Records
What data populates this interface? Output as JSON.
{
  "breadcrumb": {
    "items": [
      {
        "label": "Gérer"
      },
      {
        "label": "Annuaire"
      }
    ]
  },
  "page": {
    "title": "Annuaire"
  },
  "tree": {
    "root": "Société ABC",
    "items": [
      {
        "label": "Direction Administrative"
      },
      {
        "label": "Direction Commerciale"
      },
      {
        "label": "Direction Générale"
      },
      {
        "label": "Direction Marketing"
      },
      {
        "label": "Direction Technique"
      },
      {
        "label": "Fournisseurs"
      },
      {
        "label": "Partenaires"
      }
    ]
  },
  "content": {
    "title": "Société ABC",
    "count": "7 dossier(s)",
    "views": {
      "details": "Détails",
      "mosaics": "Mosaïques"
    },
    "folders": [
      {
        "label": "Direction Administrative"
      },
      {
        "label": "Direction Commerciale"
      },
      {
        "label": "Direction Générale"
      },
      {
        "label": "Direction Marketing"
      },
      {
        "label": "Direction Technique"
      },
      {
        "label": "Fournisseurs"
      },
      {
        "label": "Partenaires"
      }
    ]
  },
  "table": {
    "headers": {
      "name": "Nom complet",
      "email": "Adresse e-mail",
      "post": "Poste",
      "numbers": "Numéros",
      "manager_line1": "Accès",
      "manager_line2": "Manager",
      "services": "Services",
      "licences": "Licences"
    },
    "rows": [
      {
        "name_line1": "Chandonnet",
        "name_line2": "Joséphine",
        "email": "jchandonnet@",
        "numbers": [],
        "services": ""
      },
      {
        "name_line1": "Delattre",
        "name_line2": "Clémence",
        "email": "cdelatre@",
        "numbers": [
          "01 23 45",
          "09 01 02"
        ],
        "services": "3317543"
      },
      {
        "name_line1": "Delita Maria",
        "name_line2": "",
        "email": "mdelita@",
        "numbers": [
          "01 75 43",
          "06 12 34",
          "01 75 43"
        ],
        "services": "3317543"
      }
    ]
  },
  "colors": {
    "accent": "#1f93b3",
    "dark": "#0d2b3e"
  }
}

_Direction:_
Show each line of the data that contains the string "email".

_Finished task:_
      "email": "Adresse e-mail",
        "email": "jchandonnet@",
        "email": "cdelatre@",
        "email": "mdelita@",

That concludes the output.